What you will do:
Copy every item below, reproducing each line character for character.

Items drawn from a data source

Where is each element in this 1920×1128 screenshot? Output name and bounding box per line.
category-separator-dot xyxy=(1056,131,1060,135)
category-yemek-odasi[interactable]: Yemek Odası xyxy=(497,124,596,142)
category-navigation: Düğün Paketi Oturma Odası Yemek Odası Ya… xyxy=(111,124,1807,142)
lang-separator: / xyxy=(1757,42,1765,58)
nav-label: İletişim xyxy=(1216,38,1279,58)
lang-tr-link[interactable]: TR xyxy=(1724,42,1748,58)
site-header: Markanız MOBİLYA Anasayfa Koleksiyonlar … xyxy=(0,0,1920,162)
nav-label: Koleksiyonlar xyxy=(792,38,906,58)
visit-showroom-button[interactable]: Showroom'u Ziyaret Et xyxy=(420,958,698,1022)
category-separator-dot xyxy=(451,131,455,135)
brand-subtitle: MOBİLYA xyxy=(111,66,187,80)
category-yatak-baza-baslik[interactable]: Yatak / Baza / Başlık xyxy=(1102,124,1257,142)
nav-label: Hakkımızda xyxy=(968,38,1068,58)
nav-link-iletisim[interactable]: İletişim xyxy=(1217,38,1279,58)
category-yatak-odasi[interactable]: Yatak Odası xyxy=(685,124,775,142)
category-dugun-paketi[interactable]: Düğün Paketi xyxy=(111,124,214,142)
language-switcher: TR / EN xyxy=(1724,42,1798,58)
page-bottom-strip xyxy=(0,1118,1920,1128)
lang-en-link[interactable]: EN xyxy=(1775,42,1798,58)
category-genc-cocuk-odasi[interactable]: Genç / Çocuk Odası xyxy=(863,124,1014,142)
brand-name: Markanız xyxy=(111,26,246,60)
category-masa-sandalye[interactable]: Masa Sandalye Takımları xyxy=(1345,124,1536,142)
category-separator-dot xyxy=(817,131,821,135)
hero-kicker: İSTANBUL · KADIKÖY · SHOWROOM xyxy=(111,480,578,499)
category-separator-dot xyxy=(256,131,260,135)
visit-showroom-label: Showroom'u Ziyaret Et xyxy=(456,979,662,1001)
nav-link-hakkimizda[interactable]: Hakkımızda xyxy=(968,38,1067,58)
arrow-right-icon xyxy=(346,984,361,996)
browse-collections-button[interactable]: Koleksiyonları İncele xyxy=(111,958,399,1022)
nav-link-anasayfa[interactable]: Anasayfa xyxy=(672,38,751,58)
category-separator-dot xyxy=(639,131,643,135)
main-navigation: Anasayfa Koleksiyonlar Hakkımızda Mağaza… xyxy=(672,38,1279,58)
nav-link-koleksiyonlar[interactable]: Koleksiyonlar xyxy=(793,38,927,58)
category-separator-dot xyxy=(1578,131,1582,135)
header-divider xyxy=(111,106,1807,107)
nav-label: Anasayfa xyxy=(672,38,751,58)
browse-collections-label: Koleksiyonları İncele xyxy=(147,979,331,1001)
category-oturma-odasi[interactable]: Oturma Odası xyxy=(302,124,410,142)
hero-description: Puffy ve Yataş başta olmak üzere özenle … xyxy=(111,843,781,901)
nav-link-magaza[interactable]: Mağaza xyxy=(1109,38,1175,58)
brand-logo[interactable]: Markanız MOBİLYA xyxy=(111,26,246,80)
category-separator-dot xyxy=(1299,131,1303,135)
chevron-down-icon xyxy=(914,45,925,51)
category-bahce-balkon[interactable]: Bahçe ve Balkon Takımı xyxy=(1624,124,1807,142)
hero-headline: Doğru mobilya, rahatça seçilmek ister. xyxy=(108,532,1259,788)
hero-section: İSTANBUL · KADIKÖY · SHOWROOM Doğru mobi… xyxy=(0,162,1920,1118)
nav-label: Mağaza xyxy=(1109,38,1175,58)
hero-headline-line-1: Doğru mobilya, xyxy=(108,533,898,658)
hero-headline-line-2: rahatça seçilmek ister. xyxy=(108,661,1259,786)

Output of the task:
Where is each element in this 1920×1128 screenshot? Output name and bounding box per line.
category-separator-dot xyxy=(1056,131,1060,135)
category-yemek-odasi[interactable]: Yemek Odası xyxy=(497,124,596,142)
category-navigation: Düğün Paketi Oturma Odası Yemek Odası Ya… xyxy=(111,124,1807,142)
lang-separator: / xyxy=(1757,42,1765,58)
nav-label: İletişim xyxy=(1216,38,1279,58)
lang-tr-link[interactable]: TR xyxy=(1724,42,1748,58)
site-header: Markanız MOBİLYA Anasayfa Koleksiyonlar … xyxy=(0,0,1920,162)
nav-label: Koleksiyonlar xyxy=(792,38,906,58)
visit-showroom-button[interactable]: Showroom'u Ziyaret Et xyxy=(420,958,698,1022)
category-separator-dot xyxy=(451,131,455,135)
brand-subtitle: MOBİLYA xyxy=(111,66,187,80)
category-yatak-baza-baslik[interactable]: Yatak / Baza / Başlık xyxy=(1102,124,1257,142)
nav-label: Hakkımızda xyxy=(968,38,1068,58)
nav-link-iletisim[interactable]: İletişim xyxy=(1217,38,1279,58)
category-yatak-odasi[interactable]: Yatak Odası xyxy=(685,124,775,142)
category-dugun-paketi[interactable]: Düğün Paketi xyxy=(111,124,214,142)
language-switcher: TR / EN xyxy=(1724,42,1798,58)
page-bottom-strip xyxy=(0,1118,1920,1128)
lang-en-link[interactable]: EN xyxy=(1775,42,1798,58)
category-genc-cocuk-odasi[interactable]: Genç / Çocuk Odası xyxy=(863,124,1014,142)
brand-name: Markanız xyxy=(111,26,246,60)
category-masa-sandalye[interactable]: Masa Sandalye Takımları xyxy=(1345,124,1536,142)
category-separator-dot xyxy=(817,131,821,135)
hero-kicker: İSTANBUL · KADIKÖY · SHOWROOM xyxy=(111,480,578,499)
category-separator-dot xyxy=(256,131,260,135)
visit-showroom-label: Showroom'u Ziyaret Et xyxy=(456,979,662,1001)
nav-link-hakkimizda[interactable]: Hakkımızda xyxy=(968,38,1067,58)
arrow-right-icon xyxy=(346,984,361,996)
browse-collections-button[interactable]: Koleksiyonları İncele xyxy=(111,958,399,1022)
nav-link-anasayfa[interactable]: Anasayfa xyxy=(672,38,751,58)
category-separator-dot xyxy=(639,131,643,135)
main-navigation: Anasayfa Koleksiyonlar Hakkımızda Mağaza… xyxy=(672,38,1279,58)
nav-link-koleksiyonlar[interactable]: Koleksiyonlar xyxy=(793,38,927,58)
category-separator-dot xyxy=(1578,131,1582,135)
header-divider xyxy=(111,106,1807,107)
nav-label: Anasayfa xyxy=(672,38,751,58)
browse-collections-label: Koleksiyonları İncele xyxy=(147,979,331,1001)
category-oturma-odasi[interactable]: Oturma Odası xyxy=(302,124,410,142)
hero-description: Puffy ve Yataş başta olmak üzere özenle … xyxy=(111,843,781,901)
nav-link-magaza[interactable]: Mağaza xyxy=(1109,38,1175,58)
brand-logo[interactable]: Markanız MOBİLYA xyxy=(111,26,246,80)
category-separator-dot xyxy=(1299,131,1303,135)
chevron-down-icon xyxy=(914,45,925,51)
category-bahce-balkon[interactable]: Bahçe ve Balkon Takımı xyxy=(1624,124,1807,142)
hero-headline: Doğru mobilya, rahatça seçilmek ister. xyxy=(108,532,1259,788)
hero-section: İSTANBUL · KADIKÖY · SHOWROOM Doğru mobi… xyxy=(0,162,1920,1118)
nav-label: Mağaza xyxy=(1109,38,1175,58)
hero-headline-line-1: Doğru mobilya, xyxy=(108,533,898,658)
hero-headline-line-2: rahatça seçilmek ister. xyxy=(108,661,1259,786)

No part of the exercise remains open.